▸ Exercise directions
Pick up the forum thread about WinPCSign failing to cut and continue it from the point where it stops.

▸ Text provided
# WinPCSign - won't cut!



## ezalife (Dec 3, 2007)

Hi there,

We purchased WinPCSign Pro 2009 and installed it on a windows vista home desktop pc.

WinPC Sign has installed correctly and works fine until we try to cut/plot.
We have a Refine EH 721 plotter connected to the vista machine via a serial port (internal expansion card).

If we select either Comm Port 1,2,4 then we get the error:

"can't initialise the cutting device, please check 
your configuration" (we can't find out whta this actually means)

if we select CommPort 3 then WinPCSign thinks for a while then crashes (shuts completely)
(does this mean it's the correct port but crashes?)

Does this sound familiar - i'm sure there is something simple we're doing wrong. But we followed the videos and don't seem to have missed anything.

any help would be most appreciated.

Rich


----------



## Nvr2Old (Oct 14, 2009)

Sounds like you could have a problem with COM port settings.

(Box annotation data)
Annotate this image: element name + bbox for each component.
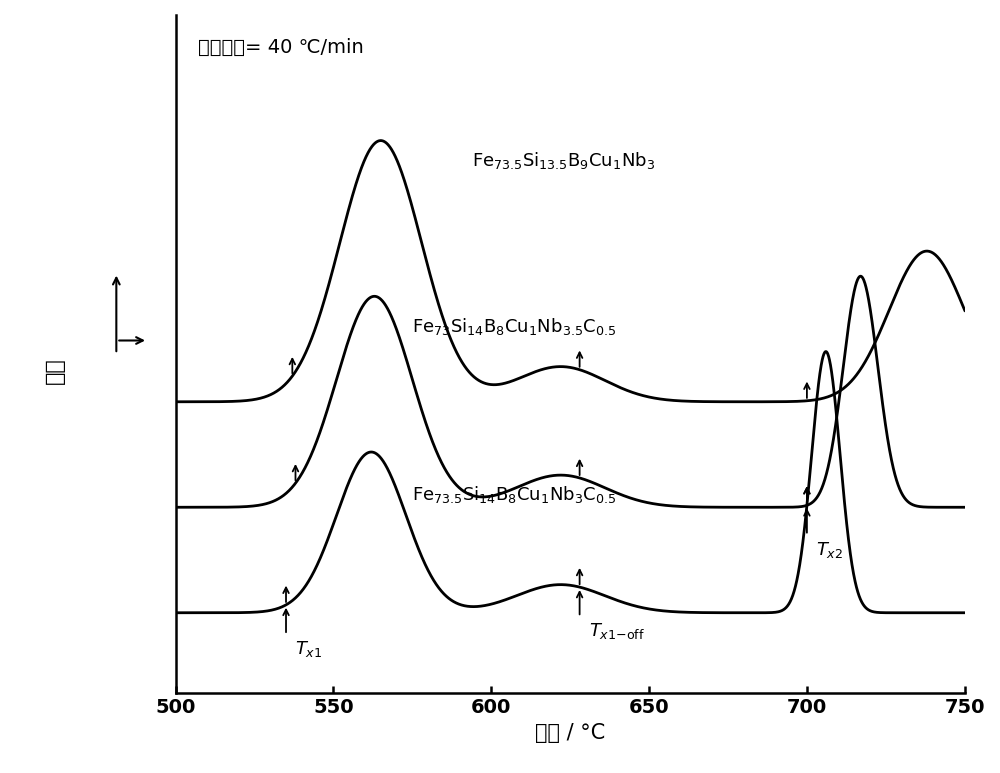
Text: Fe$_{73.5}$Si$_{13.5}$B$_9$Cu$_1$Nb$_3$: Fe$_{73.5}$Si$_{13.5}$B$_9$Cu$_1$Nb$_3$ [472,150,655,171]
Text: $T_{x2}$: $T_{x2}$ [816,540,844,560]
Text: 放热: 放热 [45,358,65,384]
Text: $T_{x1}$: $T_{x1}$ [295,639,323,659]
Text: $T_{x1\mathrm{-off}}$: $T_{x1\mathrm{-off}}$ [589,621,645,642]
Text: Fe$_{73.5}$Si$_{14}$B$_8$Cu$_1$Nb$_3$C$_{0.5}$: Fe$_{73.5}$Si$_{14}$B$_8$Cu$_1$Nb$_3$C$_… [412,484,617,505]
Text: Fe$_{73}$Si$_{14}$B$_8$Cu$_1$Nb$_{3.5}$C$_{0.5}$: Fe$_{73}$Si$_{14}$B$_8$Cu$_1$Nb$_{3.5}$C… [412,316,617,337]
X-axis label: 温度 / °C: 温度 / °C [535,723,605,743]
Text: 升温速率= 40 ℃/min: 升温速率= 40 ℃/min [198,38,363,57]
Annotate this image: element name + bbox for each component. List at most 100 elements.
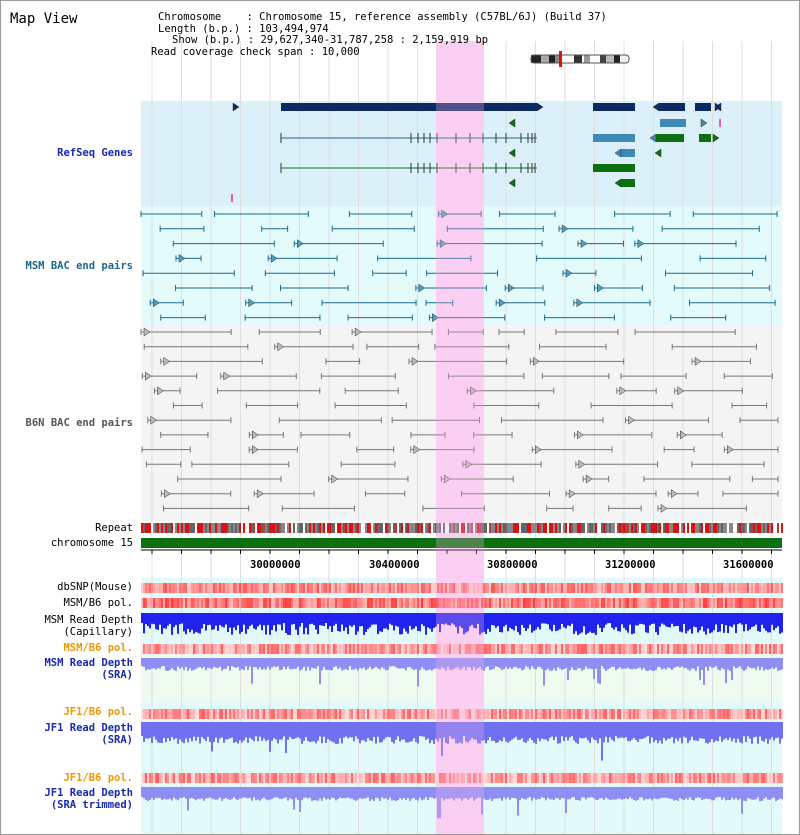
repeat-element [155,523,157,533]
jf1-b6-pol-trim-heat [481,773,483,783]
repeat-element [669,523,671,533]
jf1-depth-trim-bar [737,787,739,801]
repeat-element [373,523,375,533]
msm-b6-pol-heat [175,598,177,608]
jf1-b6-pol-heat [147,709,149,719]
jf1-b6-pol-heat [171,709,173,719]
jf1-depth-sra-bar [337,722,339,744]
msm-depth-capillary-bar [399,613,401,635]
msm-depth-sra-bar [459,658,461,670]
msm-depth-sra-bar [369,658,371,667]
msm-depth-sra-bar [513,658,515,668]
repeat-element [183,523,185,533]
msm-b6-pol-heat [591,598,593,608]
msm-b6-pol-heat [705,598,707,608]
jf1-b6-pol-heat [549,709,551,719]
jf1-b6-pol-trim-heat [397,773,399,783]
jf1-depth-trim-bar [315,787,317,801]
jf1-b6-pol-trim-heat [195,773,197,783]
jf1-b6-pol-heat [735,709,737,719]
dbsnp-heat [519,583,521,593]
msm-b6-pol-sra-heat [641,644,643,654]
msm-b6-pol-heat [775,598,777,608]
jf1-b6-pol-heat [757,709,759,719]
msm-b6-pol-sra-heat [433,644,435,654]
msm-depth-capillary-bar [391,613,393,626]
dbsnp-heat [687,583,689,593]
msm-b6-pol-heat [563,598,565,608]
msm-depth-capillary-bar [487,613,489,629]
msm-depth-capillary-bar [571,613,573,624]
msm-b6-pol-heat [331,598,333,608]
dbsnp-heat [473,583,475,593]
msm-b6-pol-heat [207,598,209,608]
jf1-depth-sra-bar [457,722,459,744]
jf1-b6-pol-heat [267,709,269,719]
repeat-element [521,523,523,533]
jf1-b6-pol-trim-heat [639,773,641,783]
jf1-depth-sra-bar [517,722,519,741]
msm-depth-sra-bar [423,658,425,670]
dbsnp-heat [345,583,347,593]
msm-depth-sra-bar [157,658,159,668]
jf1-depth-sra-bar [701,722,703,739]
gene-body [593,134,635,142]
repeat-element [565,523,567,533]
jf1-depth-trim-bar [427,787,429,801]
msm-depth-sra-bar [685,658,687,669]
msm-b6-pol-sra-heat [739,644,741,654]
jf1-depth-sra-bar [525,722,527,743]
jf1-b6-pol-trim-heat [309,773,311,783]
repeat-element [709,523,711,533]
msm-b6-pol-heat [395,598,397,608]
msm-depth-capillary-bar [309,613,311,625]
jf1-b6-pol-heat [709,709,711,719]
jf1-b6-pol-trim-heat [485,773,487,783]
msm-depth-capillary-bar [345,613,347,628]
jf1-b6-pol-heat [729,709,731,719]
dbsnp-heat [609,583,611,593]
jf1-depth-trim-bar [463,787,465,799]
jf1-depth-trim-bar [511,787,513,798]
jf1-depth-trim-bar [587,787,589,798]
jf1-depth-trim-bar [707,787,709,799]
dbsnp-heat [717,583,719,593]
repeat-element [557,523,559,533]
dbsnp-heat [249,583,251,593]
jf1-depth-trim-bar [477,787,479,798]
msm-depth-capillary-bar [613,613,615,630]
jf1-depth-sra-bar [431,722,433,741]
msm-b6-pol-sra-heat [767,644,769,654]
jf1-depth-sra-bar [381,722,383,743]
msm-depth-capillary-bar [379,613,381,632]
repeat-element [309,523,311,533]
dbsnp-heat [233,583,235,593]
jf1-depth-sra-bar [273,722,275,739]
msm-b6-pol-sra-heat [255,644,257,654]
jf1-b6-pol-trim-heat [193,773,195,783]
msm-depth-capillary-bar [649,613,651,626]
msm-b6-pol-sra-heat [415,644,417,654]
jf1-b6-pol-heat [435,709,437,719]
repeat-element [405,523,407,533]
jf1-depth-sra-bar [531,722,533,741]
jf1-depth-trim-bar [169,787,171,799]
jf1-depth-trim-bar [727,787,729,800]
jf1-depth-trim-bar [631,787,633,799]
msm-b6-pol-sra-heat [735,644,737,654]
msm-depth-capillary-bar [449,613,451,626]
msm-depth-sra-bar [483,658,485,671]
jf1-b6-pol-heat [779,709,781,719]
repeat-element [297,523,299,533]
jf1-depth-sra-bar [469,722,471,741]
msm-depth-sra-bar [289,658,291,670]
repeat-element [519,523,521,533]
repeat-element [385,523,387,533]
jf1-depth-trim-bar [373,787,375,801]
jf1-depth-sra-bar [399,722,401,742]
dbsnp-heat [595,583,597,593]
jf1-depth-trim-bar [731,787,733,798]
msm-depth-capillary-bar [695,613,697,628]
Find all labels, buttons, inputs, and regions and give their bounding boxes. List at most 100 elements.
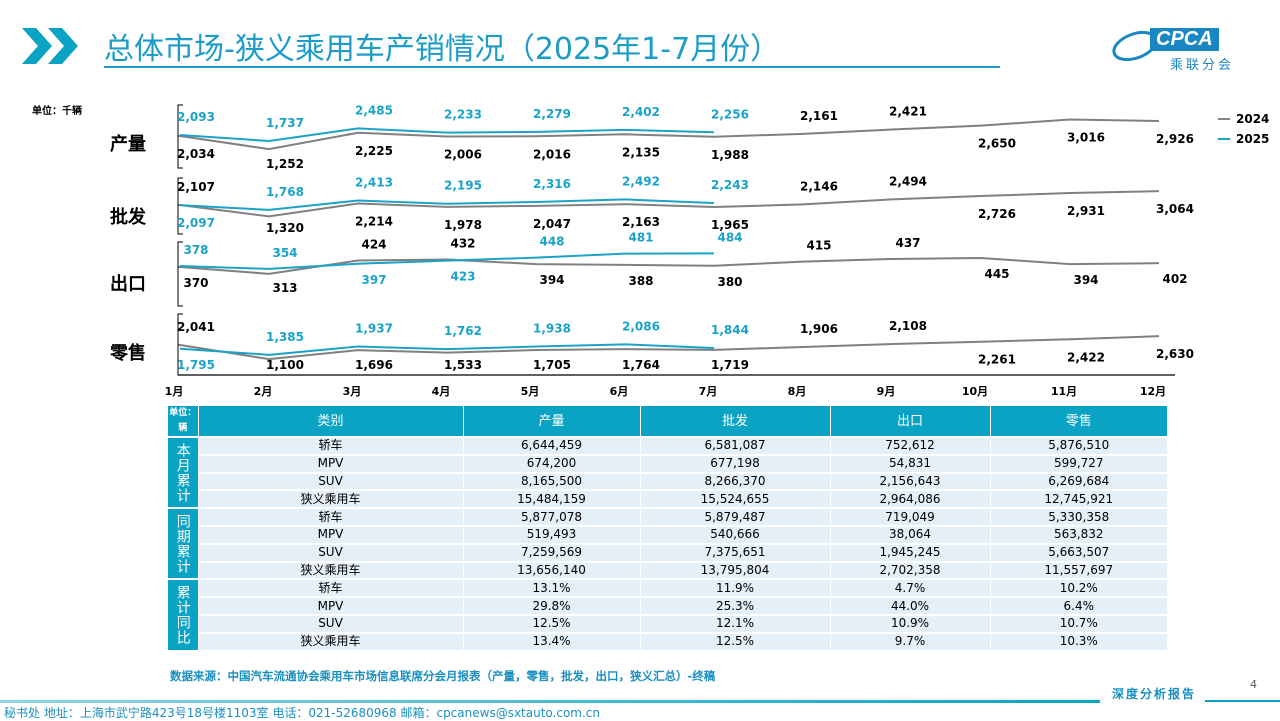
col-header: 批发 — [640, 406, 831, 438]
data-label: 354 — [272, 246, 297, 260]
data-label: 378 — [183, 243, 208, 257]
x-tick-label: 5月 — [521, 385, 540, 398]
line-chart: 1月 2月 3月 4月 5月 6月 7月 8月 9月 10月 11月 12月 2,034 1,252 2,2… — [165, 103, 1194, 398]
panel-label-wholesale: 批发 — [110, 207, 146, 228]
series-line-2024 — [179, 256, 1160, 275]
data-label: 2,726 — [978, 207, 1016, 221]
table-cell: 752,612 — [830, 437, 991, 456]
data-label: 1,978 — [444, 218, 482, 232]
table-cell: 6,581,087 — [640, 437, 831, 456]
col-header: 类别 — [198, 406, 464, 438]
data-label: 1,320 — [266, 221, 304, 235]
row-category: 狭义乘用车 — [198, 490, 464, 510]
table-cell: 719,049 — [830, 508, 991, 527]
cpca-logo: CPCA 乘联分会 — [1110, 24, 1260, 74]
table-cell: 44.0% — [830, 597, 991, 616]
data-label: 1,696 — [355, 358, 393, 372]
row-category: MPV — [198, 597, 464, 616]
data-label: 2,225 — [355, 144, 393, 158]
table-cell: 10.3% — [990, 632, 1168, 652]
data-label: 481 — [628, 231, 653, 245]
row-category: SUV — [198, 472, 464, 492]
data-label: 397 — [361, 273, 386, 287]
data-label: 1,768 — [266, 185, 304, 199]
x-tick-label: 6月 — [610, 385, 629, 398]
data-label: 1,719 — [711, 358, 749, 372]
data-label: 1,988 — [711, 148, 749, 162]
col-header: 产量 — [463, 406, 641, 438]
table-cell: 563,832 — [990, 525, 1168, 545]
data-label: 1,938 — [533, 322, 571, 336]
table-cell: 13.4% — [463, 632, 641, 652]
data-label: 2,494 — [889, 174, 927, 188]
data-label: 388 — [628, 274, 653, 288]
data-label: 2,195 — [444, 179, 482, 193]
data-label: 2,421 — [889, 104, 927, 118]
table-cell: 5,879,487 — [640, 508, 831, 527]
table-cell: 4.7% — [830, 579, 991, 599]
data-label: 2,086 — [622, 319, 660, 333]
table-row: 狭义乘用车 13.4% 12.5% 9.7% 10.3% — [168, 632, 1168, 652]
data-label: 2,135 — [622, 145, 660, 159]
legend-item-2025: 2025 — [1218, 129, 1269, 149]
data-label: 1,762 — [444, 324, 482, 338]
table-row: 同期累计 轿车 5,877,078 5,879,487 719,049 5,330,358 — [168, 508, 1168, 581]
table-row: 狭义乘用车 13,656,140 13,795,804 2,702,358 11,557… — [168, 561, 1168, 581]
data-label: 1,252 — [266, 157, 304, 171]
x-tick-label: 7月 — [699, 385, 718, 398]
table-cell: 9.7% — [830, 632, 991, 652]
table-cell: 2,964,086 — [830, 490, 991, 510]
data-label: 2,650 — [978, 137, 1016, 151]
table-cell: 15,484,159 — [463, 490, 641, 510]
footer-address: 秘书处 地址：上海市武宁路423号18号楼1103室 电话：021-526809… — [4, 706, 601, 720]
footer-divider — [0, 700, 1100, 703]
data-label: 2,422 — [1067, 350, 1105, 364]
table-row: SUV 7,259,569 7,375,651 1,945,245 5,663,507 — [168, 543, 1168, 563]
x-tick-label: 11月 — [1051, 385, 1077, 398]
x-tick-label: 1月 — [165, 385, 184, 398]
data-label: 2,316 — [533, 177, 571, 191]
data-label: 2,108 — [889, 319, 927, 333]
x-tick-label: 4月 — [432, 385, 451, 398]
series-line-2024 — [179, 118, 1160, 151]
data-label: 394 — [539, 273, 564, 287]
x-tick-label: 9月 — [877, 385, 896, 398]
table-cell: 5,663,507 — [990, 543, 1168, 563]
data-label: 2,413 — [355, 176, 393, 190]
data-label: 1,533 — [444, 358, 482, 372]
table-cell: 1,945,245 — [830, 543, 991, 563]
chart-unit: 单位：千辆 — [32, 106, 82, 117]
row-group-label: 累计同比 — [168, 579, 199, 652]
panel-label-production: 产量 — [110, 134, 146, 155]
panel-label-retail: 零售 — [110, 343, 146, 364]
col-header: 出口 — [830, 406, 991, 438]
data-label: 448 — [539, 235, 564, 249]
table-cell: 8,165,500 — [463, 472, 641, 492]
summary-table: 单位：辆 类别 产量 批发 出口 零售 本月累计 轿车 6,644,459 6,581… — [168, 406, 1168, 652]
data-label: 424 — [361, 238, 386, 252]
table-cell: 2,156,643 — [830, 472, 991, 492]
col-header: 零售 — [990, 406, 1168, 438]
data-label: 2,630 — [1156, 347, 1194, 361]
table-cell: 12,745,921 — [990, 490, 1168, 510]
table-cell: 10.9% — [830, 614, 991, 634]
table-cell: 674,200 — [463, 454, 641, 474]
data-label: 423 — [450, 270, 475, 284]
table-cell: 13,795,804 — [640, 561, 831, 581]
table-cell: 29.8% — [463, 597, 641, 616]
data-label: 2,402 — [622, 105, 660, 119]
data-label: 1,937 — [355, 322, 393, 336]
row-category: SUV — [198, 543, 464, 563]
row-group-label: 同期累计 — [168, 508, 199, 581]
table-cell: 15,524,655 — [640, 490, 831, 510]
table-unit: 单位：辆 — [168, 406, 199, 438]
data-label: 2,233 — [444, 108, 482, 122]
table-cell: 6,269,684 — [990, 472, 1168, 492]
table-cell: 540,666 — [640, 525, 831, 545]
data-label: 394 — [1073, 273, 1098, 287]
legend-item-2024: 2024 — [1218, 109, 1269, 129]
table-cell: 8,266,370 — [640, 472, 831, 492]
row-category: 轿车 — [198, 437, 464, 456]
table-cell: 12.5% — [463, 614, 641, 634]
data-label: 2,107 — [177, 180, 215, 194]
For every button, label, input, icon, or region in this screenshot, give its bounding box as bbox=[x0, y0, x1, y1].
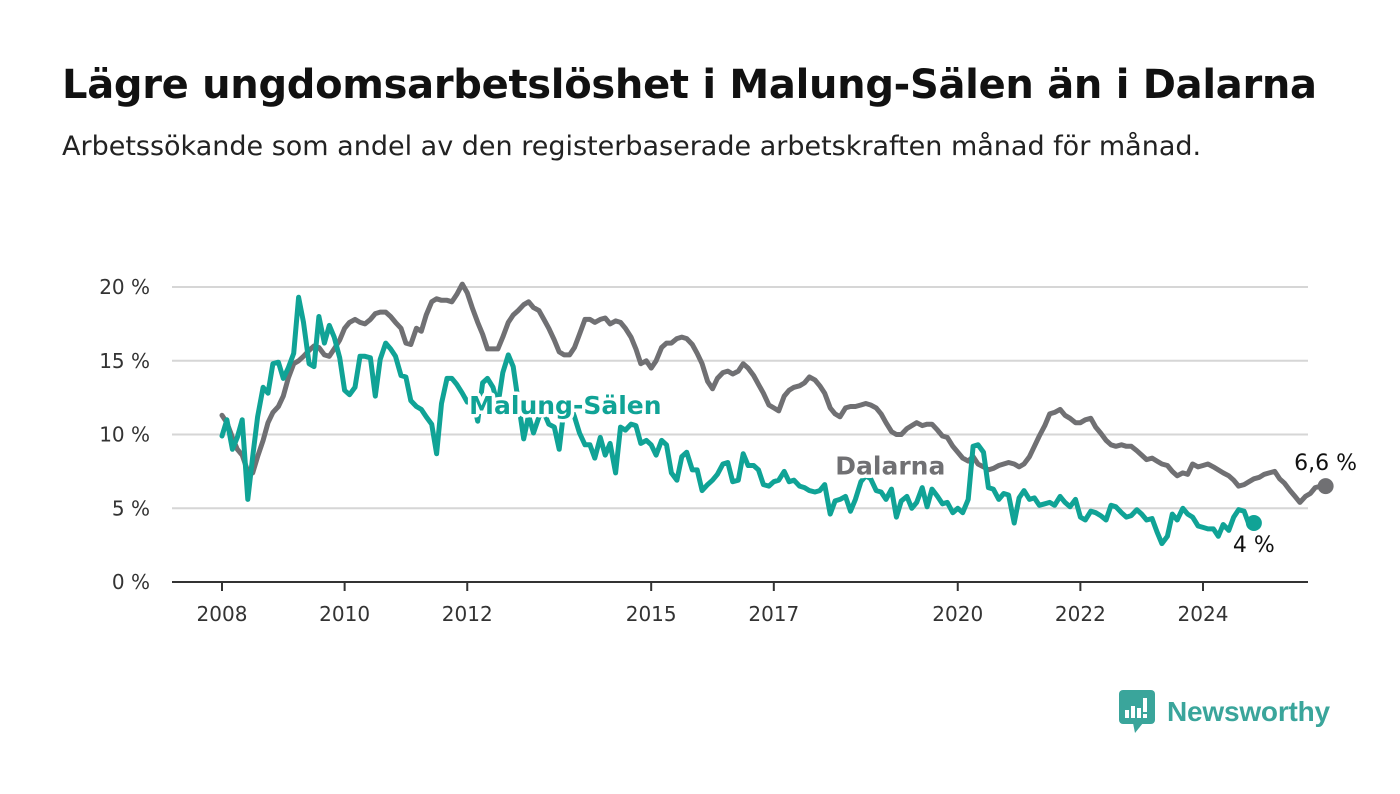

▸ Response to the task
Have you tried going to the Signmax support page. There is a FAQ
about com port issues and possible fixes. Here's a link,
look at FAQ #5
SignMAX.us FAQ


----------



## ezalife (Dec 3, 2007)

it seems that nothung we do will gte a response from the plotter and now i'm thinking that maybe the plotter has died.

Is there a way to 'ping' the Comm Port to illicit a response from a plotter or some pre-signcutting-software way of establishing that the plotter is getting signal other than getting the software setup correctly?

Neither WinPCSign or Artcut seem to be able to communicate with it at present.


----------



## Nvr2Old (Oct 14, 2009)

Sorry I'm not familiar with that particular plotter or software. Does your plotter have a self test mode, will it work without communication to the PC?
Wondering if you've seen this computer/hardware combination working before installing new software?
Do you have any other devices you could try with the COM port to see if it is working?
Are the cables new?
Wa the serial card just added to this computer?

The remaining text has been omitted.